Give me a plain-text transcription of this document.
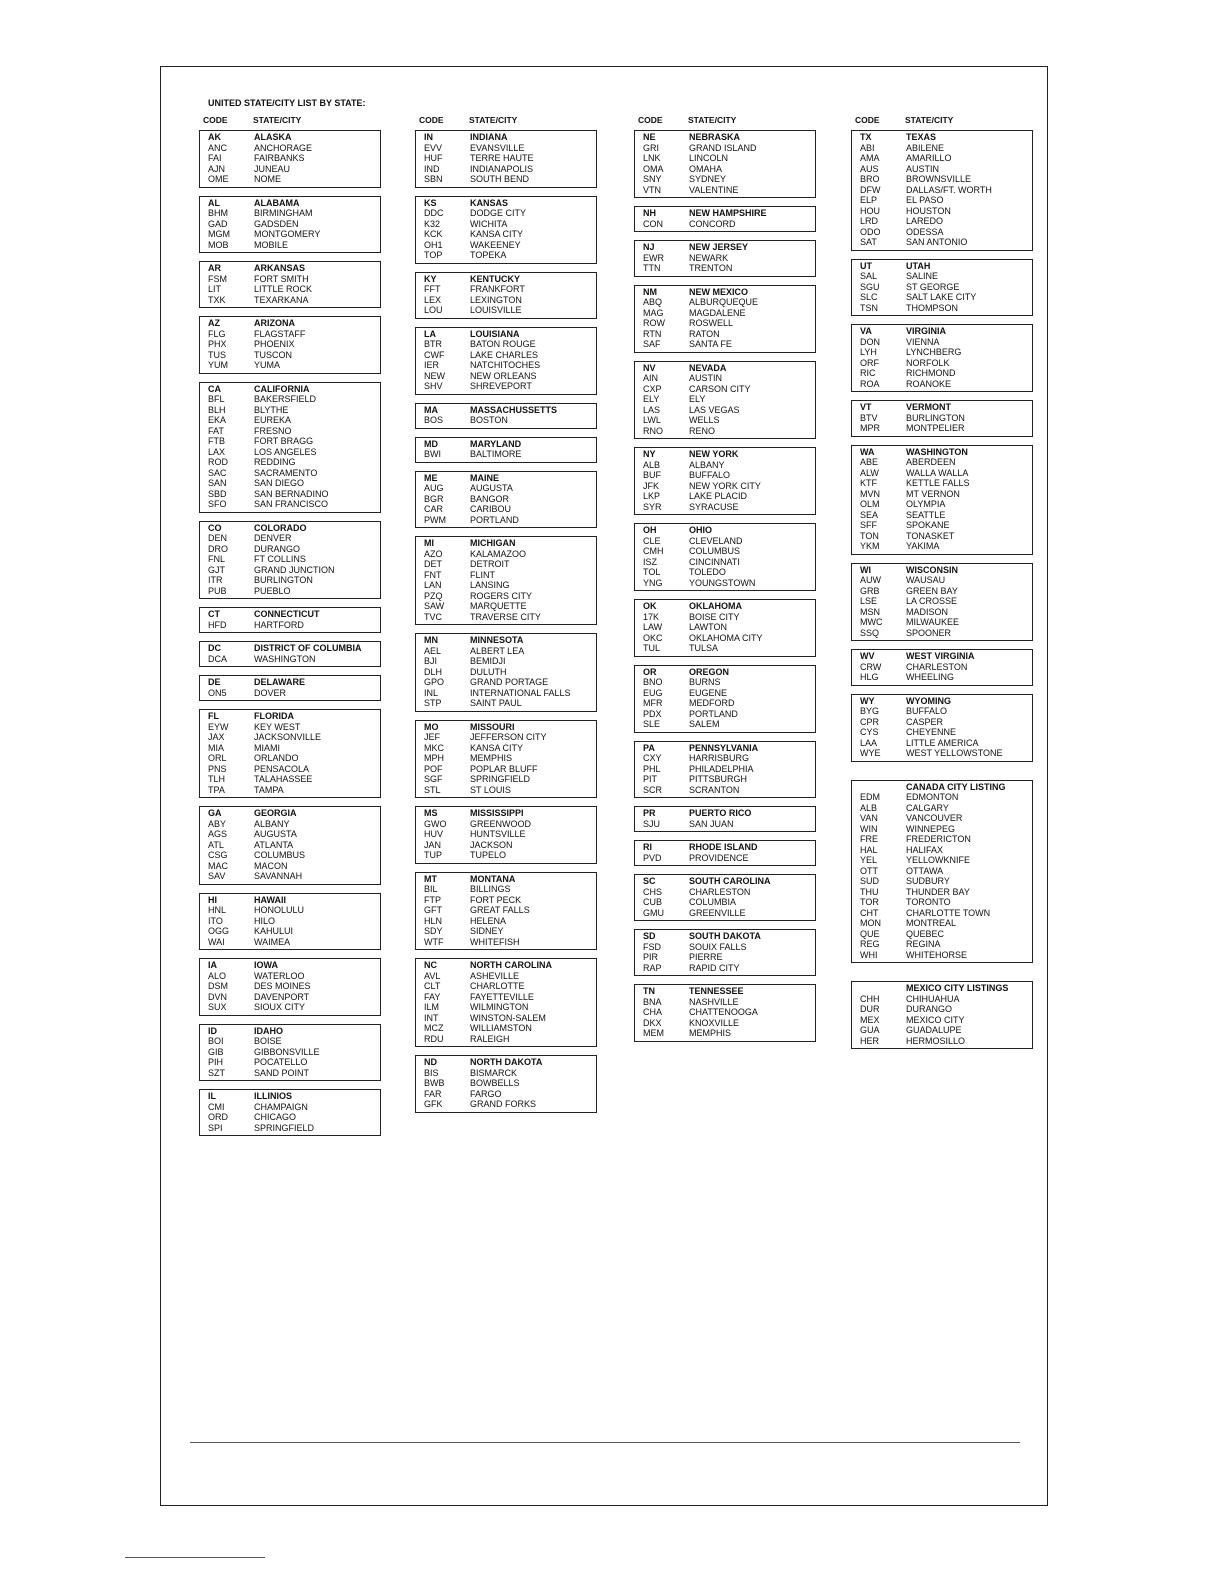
UNITED STATE/CITY LIST BY STATE:
CODE	STATE/CITY
AK	ALASKA
ANC	ANCHORAGE
FAI	FAIRBANKS
AJN	JUNEAU
OME	NOME
AL	ALABAMA
BHM	BIRMINGHAM
GAD	GADSDEN
MGM	MONTGOMERY
MOB	MOBILE
AR	ARKANSAS
FSM	FORT SMITH
LIT	LITTLE ROCK
TXK	TEXARKANA
AZ	ARIZONA
FLG	FLAGSTAFF
PHX	PHOENIX
TUS	TUSCON
YUM	YUMA
CA	CALIFORNIA
BFL	BAKERSFIELD
BLH	BLYTHE
EKA	EUREKA
FAT	FRESNO
FTB	FORT BRAGG
LAX	LOS ANGELES
ROD	REDDING
SAC	SACRAMENTO
SAN	SAN DIEGO
SBD	SAN BERNADINO
SFO	SAN FRANCISCO
CO	COLORADO
DEN	DENVER
DRO	DURANGO
FNL	FT COLLINS
GJT	GRAND JUNCTION
ITR	BURLINGTON
PUB	PUEBLO
CT	CONNECTICUT
HFD	HARTFORD
DC	DISTRICT OF COLUMBIA
DCA	WASHINGTON
DE	DELAWARE
ON5	DOVER
FL	FLORIDA
EYW	KEY WEST
JAX	JACKSONVILLE
MIA	MIAMI
ORL	ORLANDO
PNS	PENSACOLA
TLH	TALAHASSEE
TPA	TAMPA
GA	GEORGIA
ABY	ALBANY
AGS	AUGUSTA
ATL	ATLANTA
CSG	COLUMBUS
MAC	MACON
SAV	SAVANNAH
HI	HAWAII
HNL	HONOLULU
ITO	HILO
OGG	KAHULUI
WAI	WAIMEA
IA	IOWA
ALO	WATERLOO
DSM	DES MOINES
DVN	DAVENPORT
SUX	SIOUX CITY
ID	IDAHO
BOI	BOISE
GIB	GIBBONSVILLE
PIH	POCATELLO
SZT	SAND POINT
IL	ILLINIOS
CMI	CHAMPAIGN
ORD	CHICAGO
SPI	SPRINGFIELD
CODE	STATE/CITY
IN	INDIANA
EVV	EVANSVILLE
HUF	TERRE HAUTE
IND	INDIANAPOLIS
SBN	SOUTH BEND
KS	KANSAS
DDC	DODGE CITY
K32	WICHITA
KCK	KANSA CITY
OH1	WAKEENEY
TOP	TOPEKA
KY	KENTUCKY
FFT	FRANKFORT
LEX	LEXINGTON
LOU	LOUISVILLE
LA	LOUISIANA
BTR	BATON ROUGE
CWF	LAKE CHARLES
IER	NATCHITOCHES
NEW	NEW ORLEANS
SHV	SHREVEPORT
MA	MASSACHUSSETTS
BOS	BOSTON
MD	MARYLAND
BWI	BALTIMORE
ME	MAINE
AUG	AUGUSTA
BGR	BANGOR
CAR	CARIBOU
PWM	PORTLAND
MI	MICHIGAN
AZO	KALAMAZOO
DET	DETROIT
FNT	FLINT
LAN	LANSING
PZQ	ROGERS CITY
SAW	MARQUETTE
TVC	TRAVERSE CITY
MN	MINNESOTA
AEL	ALBERT LEA
BJI	BEMIDJI
DLH	DULUTH
GPO	GRAND PORTAGE
INL	INTERNATIONAL FALLS
STP	SAINT PAUL
MO	MISSOURI
JEF	JEFFERSON CITY
MKC	KANSA CITY
MPH	MEMPHIS
POF	POPLAR BLUFF
SGF	SPRINGFIELD
STL	ST LOUIS
MS	MISSISSIPPI
GWO	GREENWOOD
HUV	HUNTSVILLE
JAN	JACKSON
TUP	TUPELO
MT	MONTANA
BIL	BILLINGS
FTP	FORT PECK
GFT	GREAT FALLS
HLN	HELENA
SDY	SIDNEY
WTF	WHITEFISH
NC	NORTH CAROLINA
AVL	ASHEVILLE
CLT	CHARLOTTE
FAY	FAYETTEVILLE
ILM	WILMINGTON
INT	WINSTON-SALEM
MCZ	WILLIAMSTON
RDU	RALEIGH
ND	NORTH DAKOTA
BIS	BISMARCK
BWB	BOWBELLS
FAR	FARGO
GFK	GRAND FORKS
CODE	STATE/CITY
NE	NEBRASKA
GRI	GRAND ISLAND
LNK	LINCOLN
OMA	OMAHA
SNY	SYDNEY
VTN	VALENTINE
NH	NEW HAMPSHIRE
CON	CONCORD
NJ	NEW JERSEY
EWR	NEWARK
TTN	TRENTON
NM	NEW MEXICO
ABQ	ALBURQUEQUE
MAG	MAGDALENE
ROW	ROSWELL
RTN	RATON
SAF	SANTA FE
NV	NEVADA
AIN	AUSTIN
CXP	CARSON CITY
ELY	ELY
LAS	LAS VEGAS
LWL	WELLS
RNO	RENO
NY	NEW YORK
ALB	ALBANY
BUF	BUFFALO
JFK	NEW YORK CITY
LKP	LAKE PLACID
SYR	SYRACUSE
OH	OHIO
CLE	CLEVELAND
CMH	COLUMBUS
ISZ	CINCINNATI
TOL	TOLEDO
YNG	YOUNGSTOWN
OK	OKLAHOMA
17K	BOISE CITY
LAW	LAWTON
OKC	OKLAHOMA CITY
TUL	TULSA
OR	OREGON
BNO	BURNS
EUG	EUGENE
MFR	MEDFORD
PDX	PORTLAND
SLE	SALEM
PA	PENNSYLVANIA
CXY	HARRISBURG
PHL	PHILADELPHIA
PIT	PITTSBURGH
SCR	SCRANTON
PR	PUERTO RICO
SJU	SAN JUAN
RI	RHODE ISLAND
PVD	PROVIDENCE
SC	SOUTH CAROLINA
CHS	CHARLESTON
CUB	COLUMBIA
GMU	GREENVILLE
SD	SOUTH DAKOTA
FSD	SOUIX FALLS
PIR	PIERRE
RAP	RAPID CITY
TN	TENNESSEE
BNA	NASHVILLE
CHA	CHATTENOOGA
DKX	KNOXVILLE
MEM	MEMPHIS
CODE	STATE/CITY
TX	TEXAS
ABI	ABILENE
AMA	AMARILLO
AUS	AUSTIN
BRO	BROWNSVILLE
DFW	DALLAS/FT. WORTH
ELP	EL PASO
HOU	HOUSTON
LRD	LAREDO
ODO	ODESSA
SAT	SAN ANTONIO
UT	UTAH
SAL	SALINE
SGU	ST GEORGE
SLC	SALT LAKE CITY
TSN	THOMPSON
VA	VIRGINIA
DON	VIENNA
LYH	LYNCHBERG
ORF	NORFOLK
RIC	RICHMOND
ROA	ROANOKE
VT	VERMONT
BTV	BURLINGTON
MPR	MONTPELIER
WA	WASHINGTON
ABE	ABERDEEN
ALW	WALLA WALLA
KTF	KETTLE FALLS
MVN	MT VERNON
OLM	OLYMPIA
SEA	SEATTLE
SFF	SPOKANE
TON	TONASKET
YKM	YAKIMA
WI	WISCONSIN
AUW	WAUSAU
GRB	GREEN BAY
LSE	LA CROSSE
MSN	MADISON
MWC	MILWAUKEE
SSQ	SPOONER
WV	WEST VIRGINIA
CRW	CHARLESTON
HLG	WHEELING
WY	WYOMING
BYG	BUFFALO
CPR	CASPER
CYS	CHEYENNE
LAA	LITTLE AMERICA
WYE	WEST YELLOWSTONE
CANADA CITY LISTING
EDM	EDMONTON
ALB	CALGARY
VAN	VANCOUVER
WIN	WINNEPEG
FRE	FREDERICTON
HAL	HALIFAX
YEL	YELLOWKNIFE
OTT	OTTAWA
SUD	SUDBURY
THU	THUNDER BAY
TOR	TORONTO
CHT	CHARLOTTE TOWN
MON	MONTREAL
QUE	QUEBEC
REG	REGINA
WHI	WHITEHORSE
MEXICO CITY LISTINGS
CHH	CHIHUAHUA
DUR	DURANGO
MEX	MEXICO CITY
GUA	GUADALUPE
HER	HERMOSILLO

**Short problem:** Leave out every line without the string "WEST" and copy the rest.

**Solution to the problem:**
EYW	KEY WEST
WV	WEST VIRGINIA
WYE	WEST YELLOWSTONE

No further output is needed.